* WHAT IS ASKED:
"affidamento" appears in how many lines of the entries? State only the number.

* EXTRACTED ENTRIES:
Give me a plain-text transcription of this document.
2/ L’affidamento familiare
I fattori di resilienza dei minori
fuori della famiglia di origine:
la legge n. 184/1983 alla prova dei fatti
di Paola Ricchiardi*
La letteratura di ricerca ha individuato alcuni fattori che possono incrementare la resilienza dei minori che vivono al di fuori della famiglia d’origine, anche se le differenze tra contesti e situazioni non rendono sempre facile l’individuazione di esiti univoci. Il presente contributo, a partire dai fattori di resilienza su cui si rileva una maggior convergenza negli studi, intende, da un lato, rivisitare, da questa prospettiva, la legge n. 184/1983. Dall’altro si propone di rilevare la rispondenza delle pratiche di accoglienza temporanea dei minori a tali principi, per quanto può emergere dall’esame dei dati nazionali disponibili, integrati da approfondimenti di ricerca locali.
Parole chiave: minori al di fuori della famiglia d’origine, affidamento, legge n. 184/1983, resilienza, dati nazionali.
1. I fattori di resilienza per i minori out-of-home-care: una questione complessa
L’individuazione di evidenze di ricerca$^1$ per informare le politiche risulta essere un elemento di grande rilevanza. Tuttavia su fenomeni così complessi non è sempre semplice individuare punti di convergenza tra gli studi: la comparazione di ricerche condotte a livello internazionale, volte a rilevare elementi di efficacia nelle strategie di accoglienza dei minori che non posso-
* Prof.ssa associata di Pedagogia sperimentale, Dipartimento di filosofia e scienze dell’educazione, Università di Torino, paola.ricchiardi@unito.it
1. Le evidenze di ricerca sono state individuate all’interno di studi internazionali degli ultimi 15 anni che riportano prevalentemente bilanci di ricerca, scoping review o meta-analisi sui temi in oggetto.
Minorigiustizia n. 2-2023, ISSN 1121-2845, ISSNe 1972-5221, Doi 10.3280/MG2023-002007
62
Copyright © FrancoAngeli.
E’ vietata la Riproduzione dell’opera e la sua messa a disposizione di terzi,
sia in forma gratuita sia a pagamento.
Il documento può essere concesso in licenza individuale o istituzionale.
---
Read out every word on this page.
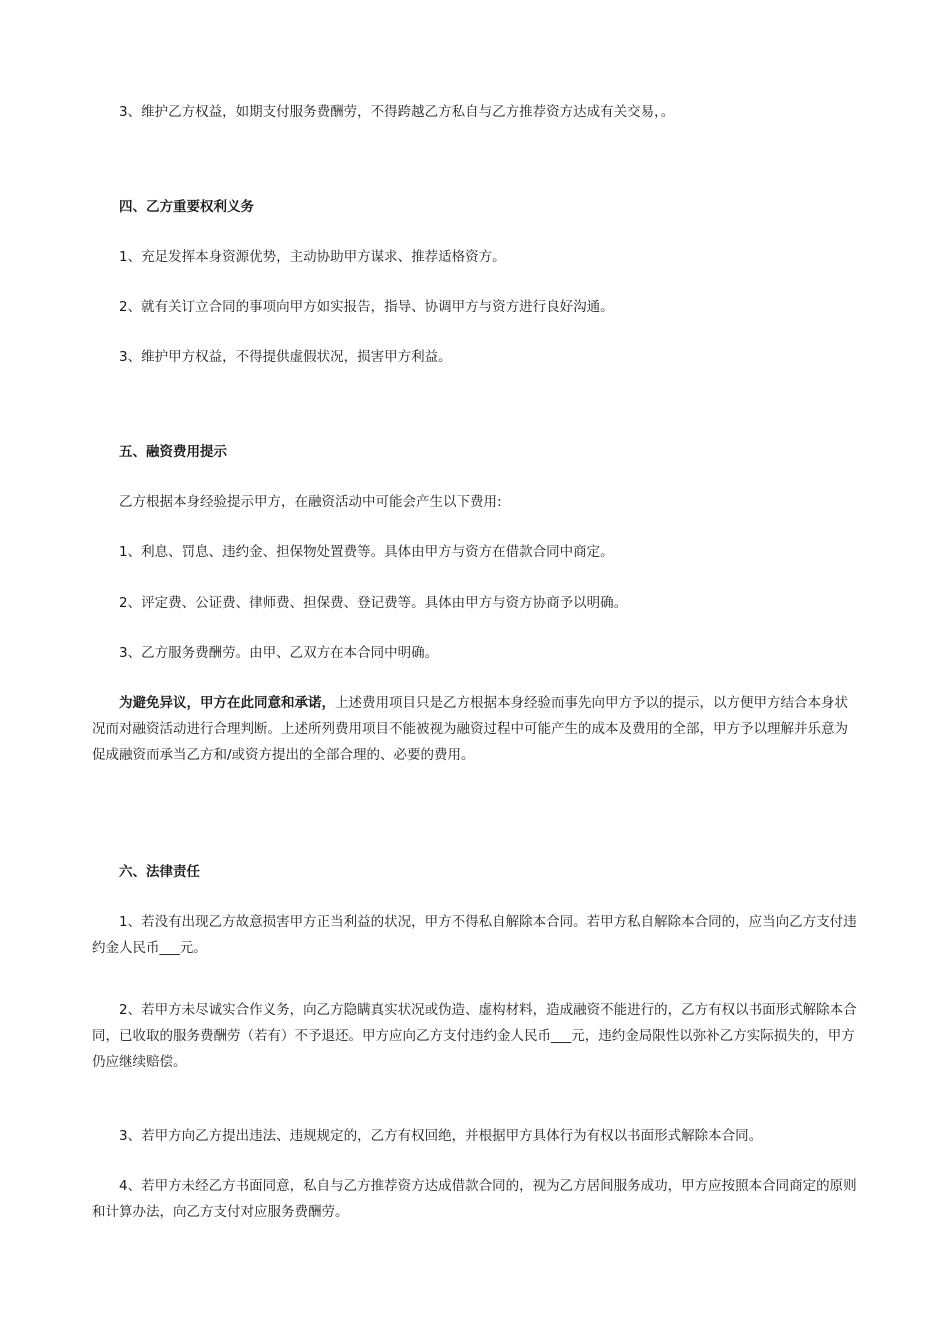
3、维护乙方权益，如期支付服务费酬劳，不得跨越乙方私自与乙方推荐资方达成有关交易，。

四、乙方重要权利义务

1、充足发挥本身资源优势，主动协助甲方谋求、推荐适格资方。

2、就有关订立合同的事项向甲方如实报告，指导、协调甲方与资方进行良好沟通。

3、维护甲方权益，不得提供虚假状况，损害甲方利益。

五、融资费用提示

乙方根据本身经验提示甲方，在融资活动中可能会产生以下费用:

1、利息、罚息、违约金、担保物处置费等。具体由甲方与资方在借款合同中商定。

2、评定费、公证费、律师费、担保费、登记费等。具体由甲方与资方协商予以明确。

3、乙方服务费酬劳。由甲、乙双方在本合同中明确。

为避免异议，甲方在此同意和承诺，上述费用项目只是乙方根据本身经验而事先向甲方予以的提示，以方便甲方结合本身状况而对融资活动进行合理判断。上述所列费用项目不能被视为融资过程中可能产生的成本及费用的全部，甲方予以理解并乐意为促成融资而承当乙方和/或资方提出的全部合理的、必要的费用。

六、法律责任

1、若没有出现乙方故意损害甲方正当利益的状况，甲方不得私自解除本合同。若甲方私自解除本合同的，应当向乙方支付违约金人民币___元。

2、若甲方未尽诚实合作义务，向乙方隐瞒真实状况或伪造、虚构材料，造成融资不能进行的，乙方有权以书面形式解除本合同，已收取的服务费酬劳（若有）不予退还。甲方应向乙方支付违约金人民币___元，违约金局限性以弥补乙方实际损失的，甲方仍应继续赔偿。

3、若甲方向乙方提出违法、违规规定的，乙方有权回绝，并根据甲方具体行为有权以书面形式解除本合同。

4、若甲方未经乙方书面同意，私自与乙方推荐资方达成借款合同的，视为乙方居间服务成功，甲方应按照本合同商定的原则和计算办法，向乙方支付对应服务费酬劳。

* COMPLETE ANSWER:
2